Omit the pictures, then reproduce every remaining record exactly.

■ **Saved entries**
--- BEGIN ---
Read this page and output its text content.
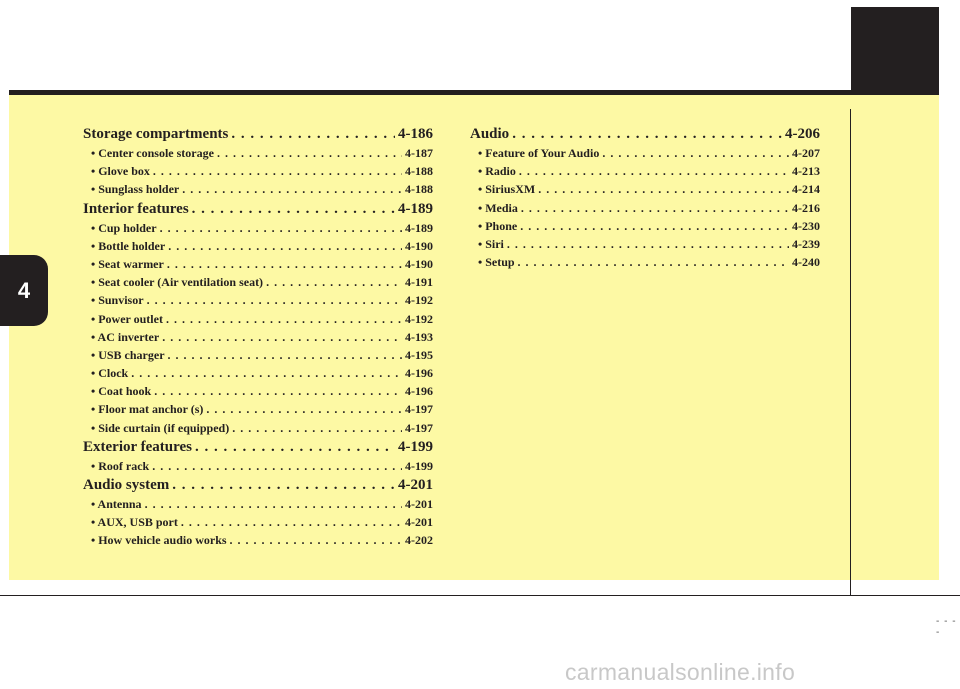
4
Storage compartments . . .	4-186
• Center console storage . . .	4-187
• Glove box . . .	4-188
• Sunglass holder . . .	4-188
Interior features . . .	4-189
• Cup holder . . .	4-189
• Bottle holder . . .	4-190
• Seat warmer . . .	4-190
• Seat cooler (Air ventilation seat) . . .	4-191
• Sunvisor . . .	4-192
• Power outlet . . .	4-192
• AC inverter . . .	4-193
• USB charger . . .	4-195
• Clock . . .	4-196
• Coat hook . . .	4-196
• Floor mat anchor (s) . . .	4-197
• Side curtain (if equipped) . . .	4-197
Exterior features . . .	4-199
• Roof rack . . .	4-199
Audio system . . .	4-201
• Antenna . . .	4-201
• AUX, USB port . . .	4-201
• How vehicle audio works . . .	4-202
Audio . . .	4-206
• Feature of Your Audio . . .	4-207
• Radio . . .	4-213
• SiriusXM . . .	4-214
• Media . . .	4-216
• Phone . . .	4-230
• Siri . . .	4-239
• Setup . . .	4-240
- - - -
carmanualsonline.info
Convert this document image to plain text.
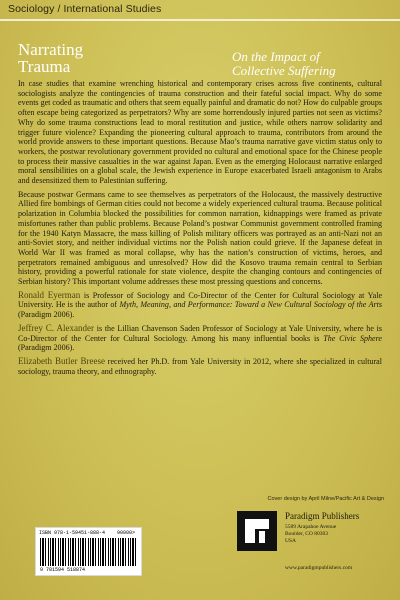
Sociology / International Studies
Narrating
Trauma
On the Impact of
Collective Suffering

In case studies that examine wrenching historical and contemporary crises across five continents, cultural sociologists analyze the contingencies of trauma construction and their fateful social impact. Why do some events get coded as traumatic and others that seem equally painful and dramatic do not? How do culpable groups often escape being categorized as perpetrators? Why are some horrendously injured parties not seen as victims? Why do some trauma constructions lead to moral restitution and justice, while others narrow solidarity and trigger future violence? Expanding the pioneering cultural approach to trauma, contributors from around the world provide answers to these important questions. Because Mao’s trauma narrative gave victim status only to workers, the postwar revolutionary government provided no cultural and emotional space for the Chinese people to process their massive casualties in the war against Japan. Even as the emerging Holocaust narrative enlarged moral sensibilities on a global scale, the Jewish experience in Europe exacerbated Israeli antagonism to Arabs and desensitized them to Palestinian suffering.

Because postwar Germans came to see themselves as perpetrators of the Holocaust, the massively destructive Allied fire bombings of German cities could not become a widely experienced cultural trauma. Because political polarization in Columbia blocked the possibilities for common narration, kidnappings were framed as private misfortunes rather than public problems. Because Poland’s postwar Communist government controlled framing for the 1940 Katyn Massacre, the mass killing of Polish military officers was portrayed as an anti-Nazi not an anti-Soviet story, and neither individual victims nor the Polish nation could grieve. If the Japanese defeat in World War II was framed as moral collapse, why has the nation’s construction of victims, heroes, and perpetrators remained ambiguous and unresolved? How did the Kosovo trauma remain central to Serbian history, providing a powerful rationale for state violence, despite the changing contours and contingencies of Serbian history? This important volume addresses these most pressing questions and concerns.

Ronald Eyerman is Professor of Sociology and Co-Director of the Center for Cultural Sociology at Yale University. He is the author of Myth, Meaning, and Performance: Toward a New Cultural Sociology of the Arts (Paradigm 2006).

Jeffrey C. Alexander is the Lillian Chavenson Saden Professor of Sociology at Yale University, where he is Co-Director of the Center for Cultural Sociology. Among his many influential books is The Civic Sphere (Paradigm 2006).

Elizabeth Butler Breese received her Ph.D. from Yale University in 2012, where she specialized in cultural sociology, trauma theory, and ethnography.

Cover design by April Milne/Pacific Art & Design
ISBN 978-1-59451-888-4 90000>
9 781594 518874
Paradigm Publishers
5589 Arapahoe Avenue
Boulder, CO 80303
USA
www.paradigmpublishers.com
--- END ---
■ **WRITTEN REPLY**
Read this page and output its text content.
4
Storage compartments . . .	4-186
• Center console storage . . .	4-187
• Glove box . . .	4-188
• Sunglass holder . . .	4-188
Interior features . . .	4-189
• Cup holder . . .	4-189
• Bottle holder . . .	4-190
• Seat warmer . . .	4-190
• Seat cooler (Air ventilation seat) . . .	4-191
• Sunvisor . . .	4-192
• Power outlet . . .	4-192
• AC inverter . . .	4-193
• USB charger . . .	4-195
• Clock . . .	4-196
• Coat hook . . .	4-196
• Floor mat anchor (s) . . .	4-197
• Side curtain (if equipped) . . .	4-197
Exterior features . . .	4-199
• Roof rack . . .	4-199
Audio system . . .	4-201
• Antenna . . .	4-201
• AUX, USB port . . .	4-201
• How vehicle audio works . . .	4-202
Audio . . .	4-206
• Feature of Your Audio . . .	4-207
• Radio . . .	4-213
• SiriusXM . . .	4-214
• Media . . .	4-216
• Phone . . .	4-230
• Siri . . .	4-239
• Setup . . .	4-240
- - - -
carmanualsonline.info
Convert this document image to plain text.
Sociology / International Studies
Narrating
Trauma
On the Impact of
Collective Suffering

In case studies that examine wrenching historical and contemporary crises across five continents, cultural sociologists analyze the contingencies of trauma construction and their fateful social impact. Why do some events get coded as traumatic and others that seem equally painful and dramatic do not? How do culpable groups often escape being categorized as perpetrators? Why are some horrendously injured parties not seen as victims? Why do some trauma constructions lead to moral restitution and justice, while others narrow solidarity and trigger future violence? Expanding the pioneering cultural approach to trauma, contributors from around the world provide answers to these important questions. Because Mao’s trauma narrative gave victim status only to workers, the postwar revolutionary government provided no cultural and emotional space for the Chinese people to process their massive casualties in the war against Japan. Even as the emerging Holocaust narrative enlarged moral sensibilities on a global scale, the Jewish experience in Europe exacerbated Israeli antagonism to Arabs and desensitized them to Palestinian suffering.

Because postwar Germans came to see themselves as perpetrators of the Holocaust, the massively destructive Allied fire bombings of German cities could not become a widely experienced cultural trauma. Because political polarization in Columbia blocked the possibilities for common narration, kidnappings were framed as private misfortunes rather than public problems. Because Poland’s postwar Communist government controlled framing for the 1940 Katyn Massacre, the mass killing of Polish military officers was portrayed as an anti-Nazi not an anti-Soviet story, and neither individual victims nor the Polish nation could grieve. If the Japanese defeat in World War II was framed as moral collapse, why has the nation’s construction of victims, heroes, and perpetrators remained ambiguous and unresolved? How did the Kosovo trauma remain central to Serbian history, providing a powerful rationale for state violence, despite the changing contours and contingencies of Serbian history? This important volume addresses these most pressing questions and concerns.

Ronald Eyerman is Professor of Sociology and Co-Director of the Center for Cultural Sociology at Yale University. He is the author of Myth, Meaning, and Performance: Toward a New Cultural Sociology of the Arts (Paradigm 2006).

Jeffrey C. Alexander is the Lillian Chavenson Saden Professor of Sociology at Yale University, where he is Co-Director of the Center for Cultural Sociology. Among his many influential books is The Civic Sphere (Paradigm 2006).

Elizabeth Butler Breese received her Ph.D. from Yale University in 2012, where she specialized in cultural sociology, trauma theory, and ethnography.

Cover design by April Milne/Pacific Art & Design
ISBN 978-1-59451-888-4 90000>
9 781594 518874
Paradigm Publishers
5589 Arapahoe Avenue
Boulder, CO 80303
USA
www.paradigmpublishers.com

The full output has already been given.